## STATED EXERCISE
Write down each entry again, exactly as it reads.

··· MATERIAL

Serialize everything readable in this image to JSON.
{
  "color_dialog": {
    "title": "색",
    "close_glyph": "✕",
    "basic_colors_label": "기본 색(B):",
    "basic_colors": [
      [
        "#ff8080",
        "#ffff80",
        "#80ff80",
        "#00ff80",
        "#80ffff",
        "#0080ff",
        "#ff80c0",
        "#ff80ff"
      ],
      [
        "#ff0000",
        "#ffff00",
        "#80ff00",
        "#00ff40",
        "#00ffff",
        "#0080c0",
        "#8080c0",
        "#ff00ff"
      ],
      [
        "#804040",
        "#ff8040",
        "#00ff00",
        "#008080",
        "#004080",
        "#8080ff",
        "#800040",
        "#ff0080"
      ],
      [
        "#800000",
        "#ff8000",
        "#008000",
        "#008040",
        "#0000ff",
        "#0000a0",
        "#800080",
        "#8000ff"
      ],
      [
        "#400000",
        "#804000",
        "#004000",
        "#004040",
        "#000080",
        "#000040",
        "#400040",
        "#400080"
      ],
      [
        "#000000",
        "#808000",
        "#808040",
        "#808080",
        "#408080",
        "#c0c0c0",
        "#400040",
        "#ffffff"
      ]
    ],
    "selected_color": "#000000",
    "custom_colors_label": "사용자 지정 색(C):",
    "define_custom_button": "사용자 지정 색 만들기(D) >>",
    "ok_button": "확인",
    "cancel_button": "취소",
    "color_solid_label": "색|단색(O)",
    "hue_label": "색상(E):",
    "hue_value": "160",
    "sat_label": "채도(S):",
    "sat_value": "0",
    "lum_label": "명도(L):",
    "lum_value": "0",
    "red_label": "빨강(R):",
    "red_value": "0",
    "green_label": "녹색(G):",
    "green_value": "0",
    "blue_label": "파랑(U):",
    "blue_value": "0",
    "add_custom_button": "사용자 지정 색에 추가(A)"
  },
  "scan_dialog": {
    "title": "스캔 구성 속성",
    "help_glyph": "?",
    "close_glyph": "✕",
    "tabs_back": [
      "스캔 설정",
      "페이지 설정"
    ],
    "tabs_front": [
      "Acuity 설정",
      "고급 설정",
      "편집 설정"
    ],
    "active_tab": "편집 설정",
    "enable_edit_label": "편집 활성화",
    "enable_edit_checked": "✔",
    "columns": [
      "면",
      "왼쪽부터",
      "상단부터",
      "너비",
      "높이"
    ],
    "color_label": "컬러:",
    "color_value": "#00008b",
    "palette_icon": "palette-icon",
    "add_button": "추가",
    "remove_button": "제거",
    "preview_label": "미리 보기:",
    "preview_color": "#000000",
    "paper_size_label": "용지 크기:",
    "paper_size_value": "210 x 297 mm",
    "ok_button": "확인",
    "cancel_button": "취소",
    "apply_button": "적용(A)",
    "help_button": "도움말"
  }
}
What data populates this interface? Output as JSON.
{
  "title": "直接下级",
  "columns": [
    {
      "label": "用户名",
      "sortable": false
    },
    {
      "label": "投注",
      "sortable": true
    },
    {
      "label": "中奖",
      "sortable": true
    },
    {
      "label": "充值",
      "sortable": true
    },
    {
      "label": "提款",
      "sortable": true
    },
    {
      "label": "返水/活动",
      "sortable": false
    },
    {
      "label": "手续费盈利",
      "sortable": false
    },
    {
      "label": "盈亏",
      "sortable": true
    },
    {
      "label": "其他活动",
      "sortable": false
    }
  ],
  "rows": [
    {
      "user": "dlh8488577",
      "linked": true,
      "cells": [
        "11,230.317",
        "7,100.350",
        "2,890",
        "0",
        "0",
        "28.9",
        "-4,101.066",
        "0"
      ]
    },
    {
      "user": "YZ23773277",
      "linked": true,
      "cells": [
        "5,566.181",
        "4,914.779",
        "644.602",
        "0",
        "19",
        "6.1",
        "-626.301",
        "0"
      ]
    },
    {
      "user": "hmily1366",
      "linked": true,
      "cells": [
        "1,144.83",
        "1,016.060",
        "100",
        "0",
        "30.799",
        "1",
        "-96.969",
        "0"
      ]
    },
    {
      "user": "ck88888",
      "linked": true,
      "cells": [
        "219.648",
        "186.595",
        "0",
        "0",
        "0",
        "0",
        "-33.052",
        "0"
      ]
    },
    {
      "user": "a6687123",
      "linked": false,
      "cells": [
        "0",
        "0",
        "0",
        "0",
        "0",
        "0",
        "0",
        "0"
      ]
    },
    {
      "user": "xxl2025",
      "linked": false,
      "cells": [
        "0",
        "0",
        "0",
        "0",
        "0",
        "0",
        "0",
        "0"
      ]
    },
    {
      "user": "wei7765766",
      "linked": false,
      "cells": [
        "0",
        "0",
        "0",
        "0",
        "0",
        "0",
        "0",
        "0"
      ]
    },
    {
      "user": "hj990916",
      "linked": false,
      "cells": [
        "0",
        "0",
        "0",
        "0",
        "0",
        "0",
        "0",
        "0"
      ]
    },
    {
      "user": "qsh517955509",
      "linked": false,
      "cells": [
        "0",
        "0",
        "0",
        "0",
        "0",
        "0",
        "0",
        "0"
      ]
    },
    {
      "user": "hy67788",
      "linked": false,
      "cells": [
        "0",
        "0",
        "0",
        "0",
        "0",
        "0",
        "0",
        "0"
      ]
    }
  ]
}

······

## REPLY TO THE EXERCISE
Serialize everything readable in this image to JSON.
{
  "color_dialog": {
    "title": "색",
    "close_glyph": "✕",
    "basic_colors_label": "기본 색(B):",
    "basic_colors": [
      [
        "#ff8080",
        "#ffff80",
        "#80ff80",
        "#00ff80",
        "#80ffff",
        "#0080ff",
        "#ff80c0",
        "#ff80ff"
      ],
      [
        "#ff0000",
        "#ffff00",
        "#80ff00",
        "#00ff40",
        "#00ffff",
        "#0080c0",
        "#8080c0",
        "#ff00ff"
      ],
      [
        "#804040",
        "#ff8040",
        "#00ff00",
        "#008080",
        "#004080",
        "#8080ff",
        "#800040",
        "#ff0080"
      ],
      [
        "#800000",
        "#ff8000",
        "#008000",
        "#008040",
        "#0000ff",
        "#0000a0",
        "#800080",
        "#8000ff"
      ],
      [
        "#400000",
        "#804000",
        "#004000",
        "#004040",
        "#000080",
        "#000040",
        "#400040",
        "#400080"
      ],
      [
        "#000000",
        "#808000",
        "#808040",
        "#808080",
        "#408080",
        "#c0c0c0",
        "#400040",
        "#ffffff"
      ]
    ],
    "selected_color": "#000000",
    "custom_colors_label": "사용자 지정 색(C):",
    "define_custom_button": "사용자 지정 색 만들기(D) >>",
    "ok_button": "확인",
    "cancel_button": "취소",
    "color_solid_label": "색|단색(O)",
    "hue_label": "색상(E):",
    "hue_value": "160",
    "sat_label": "채도(S):",
    "sat_value": "0",
    "lum_label": "명도(L):",
    "lum_value": "0",
    "red_label": "빨강(R):",
    "red_value": "0",
    "green_label": "녹색(G):",
    "green_value": "0",
    "blue_label": "파랑(U):",
    "blue_value": "0",
    "add_custom_button": "사용자 지정 색에 추가(A)"
  },
  "scan_dialog": {
    "title": "스캔 구성 속성",
    "help_glyph": "?",
    "close_glyph": "✕",
    "tabs_back": [
      "스캔 설정",
      "페이지 설정"
    ],
    "tabs_front": [
      "Acuity 설정",
      "고급 설정",
      "편집 설정"
    ],
    "active_tab": "편집 설정",
    "enable_edit_label": "편집 활성화",
    "enable_edit_checked": "✔",
    "columns": [
      "면",
      "왼쪽부터",
      "상단부터",
      "너비",
      "높이"
    ],
    "color_label": "컬러:",
    "color_value": "#00008b",
    "palette_icon": "palette-icon",
    "add_button": "추가",
    "remove_button": "제거",
    "preview_label": "미리 보기:",
    "preview_color": "#000000",
    "paper_size_label": "용지 크기:",
    "paper_size_value": "210 x 297 mm",
    "ok_button": "확인",
    "cancel_button": "취소",
    "apply_button": "적용(A)",
    "help_button": "도움말"
  }
}
What data populates this interface? Output as JSON.
{
  "title": "直接下级",
  "columns": [
    {
      "label": "用户名",
      "sortable": false
    },
    {
      "label": "投注",
      "sortable": true
    },
    {
      "label": "中奖",
      "sortable": true
    },
    {
      "label": "充值",
      "sortable": true
    },
    {
      "label": "提款",
      "sortable": true
    },
    {
      "label": "返水/活动",
      "sortable": false
    },
    {
      "label": "手续费盈利",
      "sortable": false
    },
    {
      "label": "盈亏",
      "sortable": true
    },
    {
      "label": "其他活动",
      "sortable": false
    }
  ],
  "rows": [
    {
      "user": "dlh8488577",
      "linked": true,
      "cells": [
        "11,230.317",
        "7,100.350",
        "2,890",
        "0",
        "0",
        "28.9",
        "-4,101.066",
        "0"
      ]
    },
    {
      "user": "YZ23773277",
      "linked": true,
      "cells": [
        "5,566.181",
        "4,914.779",
        "644.602",
        "0",
        "19",
        "6.1",
        "-626.301",
        "0"
      ]
    },
    {
      "user": "hmily1366",
      "linked": true,
      "cells": [
        "1,144.83",
        "1,016.060",
        "100",
        "0",
        "30.799",
        "1",
        "-96.969",
        "0"
      ]
    },
    {
      "user": "ck88888",
      "linked": true,
      "cells": [
        "219.648",
        "186.595",
        "0",
        "0",
        "0",
        "0",
        "-33.052",
        "0"
      ]
    },
    {
      "user": "a6687123",
      "linked": false,
      "cells": [
        "0",
        "0",
        "0",
        "0",
        "0",
        "0",
        "0",
        "0"
      ]
    },
    {
      "user": "xxl2025",
      "linked": false,
      "cells": [
        "0",
        "0",
        "0",
        "0",
        "0",
        "0",
        "0",
        "0"
      ]
    },
    {
      "user": "wei7765766",
      "linked": false,
      "cells": [
        "0",
        "0",
        "0",
        "0",
        "0",
        "0",
        "0",
        "0"
      ]
    },
    {
      "user": "hj990916",
      "linked": false,
      "cells": [
        "0",
        "0",
        "0",
        "0",
        "0",
        "0",
        "0",
        "0"
      ]
    },
    {
      "user": "qsh517955509",
      "linked": false,
      "cells": [
        "0",
        "0",
        "0",
        "0",
        "0",
        "0",
        "0",
        "0"
      ]
    },
    {
      "user": "hy67788",
      "linked": false,
      "cells": [
        "0",
        "0",
        "0",
        "0",
        "0",
        "0",
        "0",
        "0"
      ]
    }
  ]
}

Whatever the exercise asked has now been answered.